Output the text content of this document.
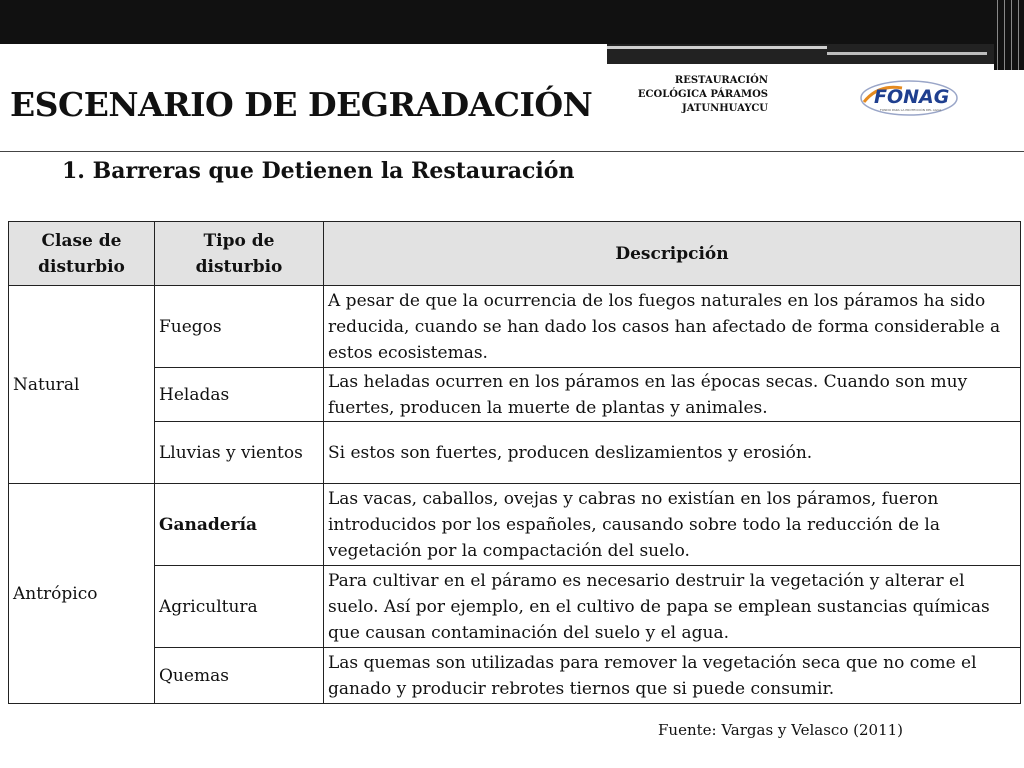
ESCENARIO DE DEGRADACIÓN
RESTAURACIÓN
ECOLÓGICA PÁRAMOS
JATUNHUAYCU
FONAG
FONDO PARA LA PROTECCIÓN DEL AGUA
1. Barreras que Detienen la Restauración
Clase de disturbio	Tipo de disturbio	Descripción
Natural	Fuegos	A pesar de que la ocurrencia de los fuegos naturales en los páramos ha sido reducida, cuando se han dado los casos han afectado de forma considerable a estos ecosistemas.
	Heladas	Las heladas ocurren en los páramos en las épocas secas. Cuando son muy fuertes, producen la muerte de plantas y animales.
	Lluvias y vientos	Si estos son fuertes, producen deslizamientos y erosión.
Antrópico	Ganadería	Las vacas, caballos, ovejas y cabras no existían en los páramos, fueron introducidos por los españoles, causando sobre todo la reducción de la vegetación por la compactación del suelo.
	Agricultura	Para cultivar en el páramo es necesario destruir la vegetación y alterar el suelo. Así por ejemplo, en el cultivo de papa se emplean sustancias químicas que causan contaminación del suelo y el agua.
	Quemas	Las quemas son utilizadas para remover la vegetación seca que no come el ganado y producir rebrotes tiernos que si puede consumir.
Fuente: Vargas y Velasco (2011)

== Task statement ==
Pick out lines containing the word "suelo", each one as written.

== Task solution ==
Antrópico	Ganadería	Las vacas, caballos, ovejas y cabras no existían en los páramos, fueron introducidos por los españoles, causando sobre todo la reducción de la vegetación por la compactación del suelo.
	Agricultura	Para cultivar en el páramo es necesario destruir la vegetación y alterar el suelo. Así por ejemplo, en el cultivo de papa se emplean sustancias químicas que causan contaminación del suelo y el agua.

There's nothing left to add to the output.